_What to produce_
Search the material for the string "непрерывной" and copy each line where it occurs.

_Provided records_
■ ■ ■ ■ ■

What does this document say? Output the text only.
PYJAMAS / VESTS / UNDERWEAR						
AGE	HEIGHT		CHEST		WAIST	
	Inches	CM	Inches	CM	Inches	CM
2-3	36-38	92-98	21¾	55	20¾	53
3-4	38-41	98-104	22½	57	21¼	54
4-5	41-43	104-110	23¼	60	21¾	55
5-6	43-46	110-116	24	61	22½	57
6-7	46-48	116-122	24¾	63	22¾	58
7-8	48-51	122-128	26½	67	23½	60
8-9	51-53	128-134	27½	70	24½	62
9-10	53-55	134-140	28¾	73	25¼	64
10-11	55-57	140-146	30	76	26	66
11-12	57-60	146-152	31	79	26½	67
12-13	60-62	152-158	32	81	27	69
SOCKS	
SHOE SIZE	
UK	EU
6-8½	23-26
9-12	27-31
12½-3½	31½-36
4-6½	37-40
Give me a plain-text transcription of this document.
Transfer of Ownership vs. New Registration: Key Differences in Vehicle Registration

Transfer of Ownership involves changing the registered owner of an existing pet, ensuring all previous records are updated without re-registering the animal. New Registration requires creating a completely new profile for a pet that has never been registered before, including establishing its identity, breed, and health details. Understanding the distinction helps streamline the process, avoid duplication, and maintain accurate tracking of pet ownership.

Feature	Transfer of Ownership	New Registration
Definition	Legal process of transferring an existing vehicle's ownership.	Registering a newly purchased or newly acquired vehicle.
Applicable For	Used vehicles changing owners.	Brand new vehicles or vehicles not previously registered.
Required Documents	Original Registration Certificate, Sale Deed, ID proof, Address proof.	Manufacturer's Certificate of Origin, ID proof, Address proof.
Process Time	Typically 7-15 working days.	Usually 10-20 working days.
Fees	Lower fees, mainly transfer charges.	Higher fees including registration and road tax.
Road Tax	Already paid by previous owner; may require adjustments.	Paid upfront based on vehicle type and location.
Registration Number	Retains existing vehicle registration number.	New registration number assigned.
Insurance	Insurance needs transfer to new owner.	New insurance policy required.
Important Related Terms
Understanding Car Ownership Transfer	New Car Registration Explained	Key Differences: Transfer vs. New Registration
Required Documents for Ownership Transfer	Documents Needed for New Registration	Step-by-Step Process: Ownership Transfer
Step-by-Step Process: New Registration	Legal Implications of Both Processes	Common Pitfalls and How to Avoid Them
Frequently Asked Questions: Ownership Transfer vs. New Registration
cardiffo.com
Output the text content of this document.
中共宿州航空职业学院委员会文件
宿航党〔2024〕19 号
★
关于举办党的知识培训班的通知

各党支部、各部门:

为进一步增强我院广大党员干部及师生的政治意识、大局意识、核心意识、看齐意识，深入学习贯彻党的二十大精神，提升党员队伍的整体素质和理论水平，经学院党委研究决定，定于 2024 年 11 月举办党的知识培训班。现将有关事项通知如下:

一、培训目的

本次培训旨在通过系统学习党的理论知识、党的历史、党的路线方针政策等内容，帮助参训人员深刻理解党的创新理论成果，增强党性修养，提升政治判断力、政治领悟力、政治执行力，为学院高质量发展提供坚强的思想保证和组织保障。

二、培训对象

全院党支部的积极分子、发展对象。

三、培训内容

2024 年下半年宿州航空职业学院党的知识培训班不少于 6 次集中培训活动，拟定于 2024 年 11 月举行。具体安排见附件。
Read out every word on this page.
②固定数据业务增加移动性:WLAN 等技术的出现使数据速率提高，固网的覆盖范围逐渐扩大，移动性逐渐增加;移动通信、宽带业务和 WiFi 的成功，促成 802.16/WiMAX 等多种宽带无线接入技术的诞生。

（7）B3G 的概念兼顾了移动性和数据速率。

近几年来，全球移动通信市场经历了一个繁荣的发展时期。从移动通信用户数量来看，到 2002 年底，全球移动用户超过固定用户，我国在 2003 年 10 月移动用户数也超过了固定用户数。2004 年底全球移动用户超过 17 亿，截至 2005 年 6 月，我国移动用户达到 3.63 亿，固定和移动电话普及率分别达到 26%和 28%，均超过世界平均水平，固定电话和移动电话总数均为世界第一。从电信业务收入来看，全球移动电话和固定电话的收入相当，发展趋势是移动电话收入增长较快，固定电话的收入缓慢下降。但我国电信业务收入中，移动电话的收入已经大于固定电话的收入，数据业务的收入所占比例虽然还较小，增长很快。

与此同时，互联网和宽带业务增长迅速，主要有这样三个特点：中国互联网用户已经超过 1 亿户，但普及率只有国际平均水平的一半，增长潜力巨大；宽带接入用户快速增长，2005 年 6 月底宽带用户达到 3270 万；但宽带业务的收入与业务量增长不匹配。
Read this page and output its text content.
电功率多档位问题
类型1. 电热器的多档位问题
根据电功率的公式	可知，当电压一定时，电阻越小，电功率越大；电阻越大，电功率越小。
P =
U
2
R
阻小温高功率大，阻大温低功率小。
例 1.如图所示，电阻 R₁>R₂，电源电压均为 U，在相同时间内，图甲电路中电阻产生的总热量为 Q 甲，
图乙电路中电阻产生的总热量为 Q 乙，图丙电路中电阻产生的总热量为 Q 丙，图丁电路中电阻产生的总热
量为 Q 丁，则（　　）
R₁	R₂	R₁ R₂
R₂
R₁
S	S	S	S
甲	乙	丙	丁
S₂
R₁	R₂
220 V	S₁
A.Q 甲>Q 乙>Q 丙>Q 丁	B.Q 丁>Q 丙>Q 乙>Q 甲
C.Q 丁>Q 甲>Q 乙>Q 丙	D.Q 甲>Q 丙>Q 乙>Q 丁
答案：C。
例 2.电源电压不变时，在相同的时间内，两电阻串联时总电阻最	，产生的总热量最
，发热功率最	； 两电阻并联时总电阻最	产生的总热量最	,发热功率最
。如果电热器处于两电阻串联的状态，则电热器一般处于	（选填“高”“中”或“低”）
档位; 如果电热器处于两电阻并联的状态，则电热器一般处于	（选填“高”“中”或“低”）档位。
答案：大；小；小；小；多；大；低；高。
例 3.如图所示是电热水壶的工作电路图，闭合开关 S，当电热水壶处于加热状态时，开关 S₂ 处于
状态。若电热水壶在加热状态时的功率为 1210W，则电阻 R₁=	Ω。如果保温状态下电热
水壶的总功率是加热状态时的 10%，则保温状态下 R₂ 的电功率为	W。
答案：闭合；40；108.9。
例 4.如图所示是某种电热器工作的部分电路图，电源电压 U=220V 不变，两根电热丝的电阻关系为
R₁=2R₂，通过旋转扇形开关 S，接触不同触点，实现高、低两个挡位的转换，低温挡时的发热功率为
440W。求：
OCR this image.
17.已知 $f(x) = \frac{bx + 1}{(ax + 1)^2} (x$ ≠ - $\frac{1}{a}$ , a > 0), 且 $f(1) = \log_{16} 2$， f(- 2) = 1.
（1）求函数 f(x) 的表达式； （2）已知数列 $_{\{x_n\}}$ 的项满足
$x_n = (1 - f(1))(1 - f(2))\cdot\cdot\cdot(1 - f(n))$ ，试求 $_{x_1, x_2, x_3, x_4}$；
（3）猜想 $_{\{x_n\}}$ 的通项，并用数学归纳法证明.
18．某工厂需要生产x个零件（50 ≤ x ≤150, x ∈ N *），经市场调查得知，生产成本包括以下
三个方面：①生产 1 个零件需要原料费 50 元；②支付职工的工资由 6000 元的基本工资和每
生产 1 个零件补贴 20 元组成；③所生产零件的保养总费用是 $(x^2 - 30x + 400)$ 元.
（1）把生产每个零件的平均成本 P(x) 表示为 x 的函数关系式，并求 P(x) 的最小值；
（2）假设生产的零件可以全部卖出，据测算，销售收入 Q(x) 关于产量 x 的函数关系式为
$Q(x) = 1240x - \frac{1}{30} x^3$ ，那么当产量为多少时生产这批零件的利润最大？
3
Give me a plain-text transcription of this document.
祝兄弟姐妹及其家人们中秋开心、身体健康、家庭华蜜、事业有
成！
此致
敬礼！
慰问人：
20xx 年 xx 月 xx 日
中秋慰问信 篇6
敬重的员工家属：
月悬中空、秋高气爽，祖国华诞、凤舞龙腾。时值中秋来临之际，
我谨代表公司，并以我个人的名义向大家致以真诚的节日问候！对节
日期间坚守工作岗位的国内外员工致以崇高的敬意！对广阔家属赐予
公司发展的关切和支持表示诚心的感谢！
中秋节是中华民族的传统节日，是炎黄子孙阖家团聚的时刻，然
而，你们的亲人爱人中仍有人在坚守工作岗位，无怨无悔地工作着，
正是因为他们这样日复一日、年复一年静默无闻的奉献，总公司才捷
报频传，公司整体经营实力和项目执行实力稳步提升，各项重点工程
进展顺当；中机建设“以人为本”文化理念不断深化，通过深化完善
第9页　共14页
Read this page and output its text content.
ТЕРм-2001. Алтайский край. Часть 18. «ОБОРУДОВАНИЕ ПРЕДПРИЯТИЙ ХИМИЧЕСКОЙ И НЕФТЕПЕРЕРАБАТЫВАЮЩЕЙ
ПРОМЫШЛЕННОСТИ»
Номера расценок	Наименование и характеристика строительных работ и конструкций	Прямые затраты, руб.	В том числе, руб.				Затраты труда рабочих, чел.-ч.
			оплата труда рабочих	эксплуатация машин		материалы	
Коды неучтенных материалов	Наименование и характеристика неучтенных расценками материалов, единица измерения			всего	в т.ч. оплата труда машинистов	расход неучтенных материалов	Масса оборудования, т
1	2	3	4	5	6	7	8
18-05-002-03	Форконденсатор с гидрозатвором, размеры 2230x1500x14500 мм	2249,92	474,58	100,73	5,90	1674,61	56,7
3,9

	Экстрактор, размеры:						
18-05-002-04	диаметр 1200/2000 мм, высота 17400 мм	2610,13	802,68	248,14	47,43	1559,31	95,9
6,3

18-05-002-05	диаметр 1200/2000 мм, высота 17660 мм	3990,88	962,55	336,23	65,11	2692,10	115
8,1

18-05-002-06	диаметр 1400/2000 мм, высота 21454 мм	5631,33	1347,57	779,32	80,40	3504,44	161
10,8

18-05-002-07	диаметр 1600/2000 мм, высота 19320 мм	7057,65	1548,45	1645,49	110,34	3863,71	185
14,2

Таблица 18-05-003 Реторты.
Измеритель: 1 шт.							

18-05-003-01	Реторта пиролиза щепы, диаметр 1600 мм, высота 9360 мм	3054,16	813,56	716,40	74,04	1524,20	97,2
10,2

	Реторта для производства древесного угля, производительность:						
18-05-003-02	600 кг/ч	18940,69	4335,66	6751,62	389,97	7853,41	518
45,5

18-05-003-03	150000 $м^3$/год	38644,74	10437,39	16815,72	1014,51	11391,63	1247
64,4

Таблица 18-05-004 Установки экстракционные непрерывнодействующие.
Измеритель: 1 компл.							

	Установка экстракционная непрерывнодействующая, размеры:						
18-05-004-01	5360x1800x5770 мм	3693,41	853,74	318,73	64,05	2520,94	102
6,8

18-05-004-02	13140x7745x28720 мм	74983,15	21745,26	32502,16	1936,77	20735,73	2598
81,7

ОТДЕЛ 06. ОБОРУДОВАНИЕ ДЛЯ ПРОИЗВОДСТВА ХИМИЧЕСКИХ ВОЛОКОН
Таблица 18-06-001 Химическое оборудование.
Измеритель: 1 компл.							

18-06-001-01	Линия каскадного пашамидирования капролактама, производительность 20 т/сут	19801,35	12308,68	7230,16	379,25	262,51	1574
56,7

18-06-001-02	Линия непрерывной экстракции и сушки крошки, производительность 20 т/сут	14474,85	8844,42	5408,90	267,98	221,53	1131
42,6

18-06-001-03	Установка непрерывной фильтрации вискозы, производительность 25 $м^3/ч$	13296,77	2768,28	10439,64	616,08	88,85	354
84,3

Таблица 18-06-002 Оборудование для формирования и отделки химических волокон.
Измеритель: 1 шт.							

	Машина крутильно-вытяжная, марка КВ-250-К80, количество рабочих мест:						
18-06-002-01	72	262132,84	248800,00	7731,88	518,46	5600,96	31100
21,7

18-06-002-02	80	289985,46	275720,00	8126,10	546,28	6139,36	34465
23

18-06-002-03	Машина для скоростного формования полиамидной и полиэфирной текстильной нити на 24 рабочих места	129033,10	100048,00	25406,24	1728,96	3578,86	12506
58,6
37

■ ■ ■ ■ ■

_Result for this task_
18-06-001-02	Линия непрерывной экстракции и сушки крошки, производительность 20 т/сут	14474,85	8844,42	5408,90	267,98	221,53	1131
18-06-001-03	Установка непрерывной фильтрации вискозы, производительность 25 $м^3/ч$	13296,77	2768,28	10439,64	616,08	88,85	354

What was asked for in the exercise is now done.